____ Data listing

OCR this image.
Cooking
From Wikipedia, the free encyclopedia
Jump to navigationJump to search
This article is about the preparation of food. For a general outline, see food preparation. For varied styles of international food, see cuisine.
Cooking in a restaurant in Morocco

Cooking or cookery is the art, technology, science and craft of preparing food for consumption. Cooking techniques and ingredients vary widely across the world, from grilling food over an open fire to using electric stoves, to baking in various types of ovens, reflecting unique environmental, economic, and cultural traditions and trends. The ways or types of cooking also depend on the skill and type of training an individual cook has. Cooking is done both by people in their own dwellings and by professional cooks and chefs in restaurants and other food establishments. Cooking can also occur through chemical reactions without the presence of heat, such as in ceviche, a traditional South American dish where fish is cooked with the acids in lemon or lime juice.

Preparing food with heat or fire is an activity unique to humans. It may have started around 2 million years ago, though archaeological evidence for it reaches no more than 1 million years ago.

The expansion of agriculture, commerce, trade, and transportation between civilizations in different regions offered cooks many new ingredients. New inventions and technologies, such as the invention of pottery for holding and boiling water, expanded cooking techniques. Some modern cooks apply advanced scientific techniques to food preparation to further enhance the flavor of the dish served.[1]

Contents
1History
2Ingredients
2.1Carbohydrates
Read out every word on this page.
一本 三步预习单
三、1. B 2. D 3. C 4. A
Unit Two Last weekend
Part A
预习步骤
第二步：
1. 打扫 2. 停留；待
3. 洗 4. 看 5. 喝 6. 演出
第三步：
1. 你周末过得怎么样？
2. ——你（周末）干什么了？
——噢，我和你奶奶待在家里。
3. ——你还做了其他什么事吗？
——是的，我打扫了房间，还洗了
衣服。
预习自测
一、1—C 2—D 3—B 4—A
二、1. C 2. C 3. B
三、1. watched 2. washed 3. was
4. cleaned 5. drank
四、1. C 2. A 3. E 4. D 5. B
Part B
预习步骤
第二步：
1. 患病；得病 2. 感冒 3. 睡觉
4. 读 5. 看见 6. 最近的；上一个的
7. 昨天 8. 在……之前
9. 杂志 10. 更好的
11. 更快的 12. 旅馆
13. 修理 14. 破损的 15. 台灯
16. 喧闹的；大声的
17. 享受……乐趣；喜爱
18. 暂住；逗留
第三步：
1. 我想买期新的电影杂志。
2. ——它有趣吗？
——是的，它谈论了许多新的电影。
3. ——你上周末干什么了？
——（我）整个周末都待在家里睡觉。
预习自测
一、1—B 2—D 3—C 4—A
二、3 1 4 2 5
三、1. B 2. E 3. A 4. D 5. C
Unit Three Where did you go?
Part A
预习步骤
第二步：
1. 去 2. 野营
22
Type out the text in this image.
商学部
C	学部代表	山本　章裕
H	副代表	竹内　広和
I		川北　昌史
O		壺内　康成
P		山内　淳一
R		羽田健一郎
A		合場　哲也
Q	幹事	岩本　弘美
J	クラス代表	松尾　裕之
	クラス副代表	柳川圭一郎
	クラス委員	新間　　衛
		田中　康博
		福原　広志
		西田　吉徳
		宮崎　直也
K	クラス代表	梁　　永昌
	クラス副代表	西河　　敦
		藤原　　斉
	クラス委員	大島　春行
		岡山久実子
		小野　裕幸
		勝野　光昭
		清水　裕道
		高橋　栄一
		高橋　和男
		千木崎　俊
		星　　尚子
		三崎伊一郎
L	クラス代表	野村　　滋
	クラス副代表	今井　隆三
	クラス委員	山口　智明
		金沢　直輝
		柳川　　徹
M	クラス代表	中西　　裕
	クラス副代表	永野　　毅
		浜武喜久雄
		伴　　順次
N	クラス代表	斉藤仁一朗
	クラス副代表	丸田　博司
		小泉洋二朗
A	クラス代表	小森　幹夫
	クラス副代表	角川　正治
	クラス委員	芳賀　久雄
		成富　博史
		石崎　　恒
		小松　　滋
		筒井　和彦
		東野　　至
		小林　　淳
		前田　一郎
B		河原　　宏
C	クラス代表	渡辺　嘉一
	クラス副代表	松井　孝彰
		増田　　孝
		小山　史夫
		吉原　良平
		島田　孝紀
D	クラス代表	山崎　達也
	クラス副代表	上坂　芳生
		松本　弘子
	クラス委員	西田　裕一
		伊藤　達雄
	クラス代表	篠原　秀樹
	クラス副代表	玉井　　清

________

• [Goal]: Reproduce, exactly and with nothing added, the lines from the one that includes "Type out the text in this image." through the last line of the material.

• [Task result]:
Type out the text in this image.
商学部
C	学部代表	山本　章裕
H	副代表	竹内　広和
I		川北　昌史
O		壺内　康成
P		山内　淳一
R		羽田健一郎
A		合場　哲也
Q	幹事	岩本　弘美
J	クラス代表	松尾　裕之
	クラス副代表	柳川圭一郎
	クラス委員	新間　　衛
		田中　康博
		福原　広志
		西田　吉徳
		宮崎　直也
K	クラス代表	梁　　永昌
	クラス副代表	西河　　敦
		藤原　　斉
	クラス委員	大島　春行
		岡山久実子
		小野　裕幸
		勝野　光昭
		清水　裕道
		高橋　栄一
		高橋　和男
		千木崎　俊
		星　　尚子
		三崎伊一郎
L	クラス代表	野村　　滋
	クラス副代表	今井　隆三
	クラス委員	山口　智明
		金沢　直輝
		柳川　　徹
M	クラス代表	中西　　裕
	クラス副代表	永野　　毅
		浜武喜久雄
		伴　　順次
N	クラス代表	斉藤仁一朗
	クラス副代表	丸田　博司
		小泉洋二朗
A	クラス代表	小森　幹夫
	クラス副代表	角川　正治
	クラス委員	芳賀　久雄
		成富　博史
		石崎　　恒
		小松　　滋
		筒井　和彦
		東野　　至
		小林　　淳
		前田　一郎
B		河原　　宏
C	クラス代表	渡辺　嘉一
	クラス副代表	松井　孝彰
		増田　　孝
		小山　史夫
		吉原　良平
		島田　孝紀
D	クラス代表	山崎　達也
	クラス副代表	上坂　芳生
		松本　弘子
	クラス委員	西田　裕一
		伊藤　達雄
	クラス代表	篠原　秀樹
	クラス副代表	玉井　　清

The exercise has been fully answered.